§ **Exercise inputs**

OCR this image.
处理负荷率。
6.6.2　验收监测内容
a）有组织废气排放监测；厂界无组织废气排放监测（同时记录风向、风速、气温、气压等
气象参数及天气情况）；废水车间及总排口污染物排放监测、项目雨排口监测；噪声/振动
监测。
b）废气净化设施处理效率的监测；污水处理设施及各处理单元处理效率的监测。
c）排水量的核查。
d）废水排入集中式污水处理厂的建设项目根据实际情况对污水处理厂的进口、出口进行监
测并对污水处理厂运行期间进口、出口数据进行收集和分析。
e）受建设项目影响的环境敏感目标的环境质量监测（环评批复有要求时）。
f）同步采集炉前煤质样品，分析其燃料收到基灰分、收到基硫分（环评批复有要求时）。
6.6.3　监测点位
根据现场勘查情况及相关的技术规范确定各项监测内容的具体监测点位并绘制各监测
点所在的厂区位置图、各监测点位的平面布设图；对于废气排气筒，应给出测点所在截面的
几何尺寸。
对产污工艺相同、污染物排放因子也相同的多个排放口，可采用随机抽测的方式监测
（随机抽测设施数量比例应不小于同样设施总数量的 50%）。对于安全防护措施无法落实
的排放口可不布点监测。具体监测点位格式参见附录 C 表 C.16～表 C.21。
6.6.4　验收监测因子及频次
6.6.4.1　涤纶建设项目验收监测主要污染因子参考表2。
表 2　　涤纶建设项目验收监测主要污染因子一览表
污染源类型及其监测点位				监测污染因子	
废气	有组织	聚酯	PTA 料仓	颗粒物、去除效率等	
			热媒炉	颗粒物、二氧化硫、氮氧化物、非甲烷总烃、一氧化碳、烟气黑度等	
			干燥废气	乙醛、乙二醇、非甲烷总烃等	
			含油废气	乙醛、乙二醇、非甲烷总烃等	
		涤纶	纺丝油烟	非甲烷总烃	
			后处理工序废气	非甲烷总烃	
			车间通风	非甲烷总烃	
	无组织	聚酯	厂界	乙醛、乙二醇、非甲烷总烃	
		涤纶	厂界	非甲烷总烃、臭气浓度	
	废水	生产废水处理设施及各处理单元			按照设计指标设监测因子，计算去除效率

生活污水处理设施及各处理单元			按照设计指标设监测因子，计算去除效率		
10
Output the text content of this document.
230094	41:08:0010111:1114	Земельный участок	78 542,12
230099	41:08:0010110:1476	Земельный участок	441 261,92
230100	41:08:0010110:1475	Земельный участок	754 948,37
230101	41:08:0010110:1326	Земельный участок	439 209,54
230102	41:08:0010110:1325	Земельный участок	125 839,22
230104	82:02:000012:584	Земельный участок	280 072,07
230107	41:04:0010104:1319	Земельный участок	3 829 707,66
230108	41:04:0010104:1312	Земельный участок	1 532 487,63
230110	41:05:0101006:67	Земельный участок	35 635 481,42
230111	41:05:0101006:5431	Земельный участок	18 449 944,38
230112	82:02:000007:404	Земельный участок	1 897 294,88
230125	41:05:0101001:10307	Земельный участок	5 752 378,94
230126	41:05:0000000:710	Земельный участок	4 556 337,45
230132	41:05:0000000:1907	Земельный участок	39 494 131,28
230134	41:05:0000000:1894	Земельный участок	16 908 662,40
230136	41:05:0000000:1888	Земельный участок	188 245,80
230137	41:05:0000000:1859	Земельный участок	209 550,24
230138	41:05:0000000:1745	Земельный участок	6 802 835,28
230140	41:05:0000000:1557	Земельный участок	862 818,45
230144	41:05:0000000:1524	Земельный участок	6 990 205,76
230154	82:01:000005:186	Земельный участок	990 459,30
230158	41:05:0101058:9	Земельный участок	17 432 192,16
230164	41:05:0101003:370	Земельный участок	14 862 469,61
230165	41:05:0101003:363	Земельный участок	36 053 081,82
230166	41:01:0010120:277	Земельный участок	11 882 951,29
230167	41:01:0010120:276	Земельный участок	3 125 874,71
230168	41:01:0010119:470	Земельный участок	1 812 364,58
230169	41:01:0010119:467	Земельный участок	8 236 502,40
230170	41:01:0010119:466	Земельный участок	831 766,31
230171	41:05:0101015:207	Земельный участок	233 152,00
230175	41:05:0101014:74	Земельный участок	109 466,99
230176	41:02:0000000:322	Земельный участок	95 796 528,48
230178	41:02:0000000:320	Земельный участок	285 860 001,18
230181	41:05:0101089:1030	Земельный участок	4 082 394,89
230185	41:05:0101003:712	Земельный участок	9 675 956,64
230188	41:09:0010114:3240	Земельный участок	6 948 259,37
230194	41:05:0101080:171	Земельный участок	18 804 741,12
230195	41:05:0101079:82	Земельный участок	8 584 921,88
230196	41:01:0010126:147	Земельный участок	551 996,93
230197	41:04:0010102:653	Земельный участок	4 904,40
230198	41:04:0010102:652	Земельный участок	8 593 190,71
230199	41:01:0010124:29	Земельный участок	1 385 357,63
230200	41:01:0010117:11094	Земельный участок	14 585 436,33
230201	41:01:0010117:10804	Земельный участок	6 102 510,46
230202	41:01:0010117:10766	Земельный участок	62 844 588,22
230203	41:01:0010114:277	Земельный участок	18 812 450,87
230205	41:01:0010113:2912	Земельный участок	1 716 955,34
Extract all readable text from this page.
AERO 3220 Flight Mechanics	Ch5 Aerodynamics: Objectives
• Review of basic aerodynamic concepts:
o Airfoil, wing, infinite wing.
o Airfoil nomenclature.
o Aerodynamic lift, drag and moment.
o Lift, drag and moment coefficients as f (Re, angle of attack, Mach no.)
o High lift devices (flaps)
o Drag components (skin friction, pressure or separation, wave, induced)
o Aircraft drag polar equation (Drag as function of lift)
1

§ **Exercise directions**
Reproduce only the lines running from the one with "Extract all readable text from this page." through the final line of the listing above, both ends included.

§ **Correct response**
Extract all readable text from this page.
AERO 3220 Flight Mechanics	Ch5 Aerodynamics: Objectives
• Review of basic aerodynamic concepts:
o Airfoil, wing, infinite wing.
o Airfoil nomenclature.
o Aerodynamic lift, drag and moment.
o Lift, drag and moment coefficients as f (Re, angle of attack, Mach no.)
o High lift devices (flaps)
o Drag components (skin friction, pressure or separation, wave, induced)
o Aircraft drag polar equation (Drag as function of lift)
1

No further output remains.